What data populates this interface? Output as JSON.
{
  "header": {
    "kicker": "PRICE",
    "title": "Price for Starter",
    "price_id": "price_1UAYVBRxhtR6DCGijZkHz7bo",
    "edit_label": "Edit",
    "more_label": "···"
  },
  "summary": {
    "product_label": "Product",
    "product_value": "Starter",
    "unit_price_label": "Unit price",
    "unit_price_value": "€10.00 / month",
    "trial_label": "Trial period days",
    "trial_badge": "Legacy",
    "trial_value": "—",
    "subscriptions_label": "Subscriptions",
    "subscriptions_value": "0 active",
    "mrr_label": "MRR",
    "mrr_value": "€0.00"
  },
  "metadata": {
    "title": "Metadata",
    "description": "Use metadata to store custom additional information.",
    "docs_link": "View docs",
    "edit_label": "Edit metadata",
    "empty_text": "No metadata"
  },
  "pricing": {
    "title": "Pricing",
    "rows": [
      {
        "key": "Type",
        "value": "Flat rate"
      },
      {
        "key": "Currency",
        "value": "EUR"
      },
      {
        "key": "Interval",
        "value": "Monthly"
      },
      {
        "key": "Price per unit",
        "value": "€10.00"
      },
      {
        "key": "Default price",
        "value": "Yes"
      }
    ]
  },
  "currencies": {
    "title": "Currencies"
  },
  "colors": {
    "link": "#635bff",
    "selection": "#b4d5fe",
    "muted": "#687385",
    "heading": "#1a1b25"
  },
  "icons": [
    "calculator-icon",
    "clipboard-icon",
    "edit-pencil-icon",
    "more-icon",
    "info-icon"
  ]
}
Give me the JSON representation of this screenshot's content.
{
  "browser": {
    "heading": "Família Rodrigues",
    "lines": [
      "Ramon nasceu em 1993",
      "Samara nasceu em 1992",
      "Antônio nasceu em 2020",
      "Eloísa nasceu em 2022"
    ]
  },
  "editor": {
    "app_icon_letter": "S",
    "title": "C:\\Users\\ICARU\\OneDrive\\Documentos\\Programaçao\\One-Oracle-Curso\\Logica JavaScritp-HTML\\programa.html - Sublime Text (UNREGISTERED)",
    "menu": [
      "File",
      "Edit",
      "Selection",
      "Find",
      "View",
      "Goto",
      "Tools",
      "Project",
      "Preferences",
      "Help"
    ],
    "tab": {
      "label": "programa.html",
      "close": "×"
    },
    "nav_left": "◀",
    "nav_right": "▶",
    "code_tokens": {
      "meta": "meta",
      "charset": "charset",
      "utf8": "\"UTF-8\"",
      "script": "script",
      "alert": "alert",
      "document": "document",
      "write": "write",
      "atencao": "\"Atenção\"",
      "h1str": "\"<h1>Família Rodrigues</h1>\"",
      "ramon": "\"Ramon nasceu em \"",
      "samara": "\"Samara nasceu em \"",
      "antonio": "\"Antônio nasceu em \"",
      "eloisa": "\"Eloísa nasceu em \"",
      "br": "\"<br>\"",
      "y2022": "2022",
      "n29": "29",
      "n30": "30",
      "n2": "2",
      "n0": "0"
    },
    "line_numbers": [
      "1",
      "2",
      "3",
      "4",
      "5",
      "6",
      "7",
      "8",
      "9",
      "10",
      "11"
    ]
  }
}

== EXERCISE DETAILS ==
Copy all the records above exactly, missing none.

== THE ANSWER ==
What data populates this interface? Output as JSON.
{
  "header": {
    "kicker": "PRICE",
    "title": "Price for Starter",
    "price_id": "price_1UAYVBRxhtR6DCGijZkHz7bo",
    "edit_label": "Edit",
    "more_label": "···"
  },
  "summary": {
    "product_label": "Product",
    "product_value": "Starter",
    "unit_price_label": "Unit price",
    "unit_price_value": "€10.00 / month",
    "trial_label": "Trial period days",
    "trial_badge": "Legacy",
    "trial_value": "—",
    "subscriptions_label": "Subscriptions",
    "subscriptions_value": "0 active",
    "mrr_label": "MRR",
    "mrr_value": "€0.00"
  },
  "metadata": {
    "title": "Metadata",
    "description": "Use metadata to store custom additional information.",
    "docs_link": "View docs",
    "edit_label": "Edit metadata",
    "empty_text": "No metadata"
  },
  "pricing": {
    "title": "Pricing",
    "rows": [
      {
        "key": "Type",
        "value": "Flat rate"
      },
      {
        "key": "Currency",
        "value": "EUR"
      },
      {
        "key": "Interval",
        "value": "Monthly"
      },
      {
        "key": "Price per unit",
        "value": "€10.00"
      },
      {
        "key": "Default price",
        "value": "Yes"
      }
    ]
  },
  "currencies": {
    "title": "Currencies"
  },
  "colors": {
    "link": "#635bff",
    "selection": "#b4d5fe",
    "muted": "#687385",
    "heading": "#1a1b25"
  },
  "icons": [
    "calculator-icon",
    "clipboard-icon",
    "edit-pencil-icon",
    "more-icon",
    "info-icon"
  ]
}
Give me the JSON representation of this screenshot's content.
{
  "browser": {
    "heading": "Família Rodrigues",
    "lines": [
      "Ramon nasceu em 1993",
      "Samara nasceu em 1992",
      "Antônio nasceu em 2020",
      "Eloísa nasceu em 2022"
    ]
  },
  "editor": {
    "app_icon_letter": "S",
    "title": "C:\\Users\\ICARU\\OneDrive\\Documentos\\Programaçao\\One-Oracle-Curso\\Logica JavaScritp-HTML\\programa.html - Sublime Text (UNREGISTERED)",
    "menu": [
      "File",
      "Edit",
      "Selection",
      "Find",
      "View",
      "Goto",
      "Tools",
      "Project",
      "Preferences",
      "Help"
    ],
    "tab": {
      "label": "programa.html",
      "close": "×"
    },
    "nav_left": "◀",
    "nav_right": "▶",
    "code_tokens": {
      "meta": "meta",
      "charset": "charset",
      "utf8": "\"UTF-8\"",
      "script": "script",
      "alert": "alert",
      "document": "document",
      "write": "write",
      "atencao": "\"Atenção\"",
      "h1str": "\"<h1>Família Rodrigues</h1>\"",
      "ramon": "\"Ramon nasceu em \"",
      "samara": "\"Samara nasceu em \"",
      "antonio": "\"Antônio nasceu em \"",
      "eloisa": "\"Eloísa nasceu em \"",
      "br": "\"<br>\"",
      "y2022": "2022",
      "n29": "29",
      "n30": "30",
      "n2": "2",
      "n0": "0"
    },
    "line_numbers": [
      "1",
      "2",
      "3",
      "4",
      "5",
      "6",
      "7",
      "8",
      "9",
      "10",
      "11"
    ]
  }
}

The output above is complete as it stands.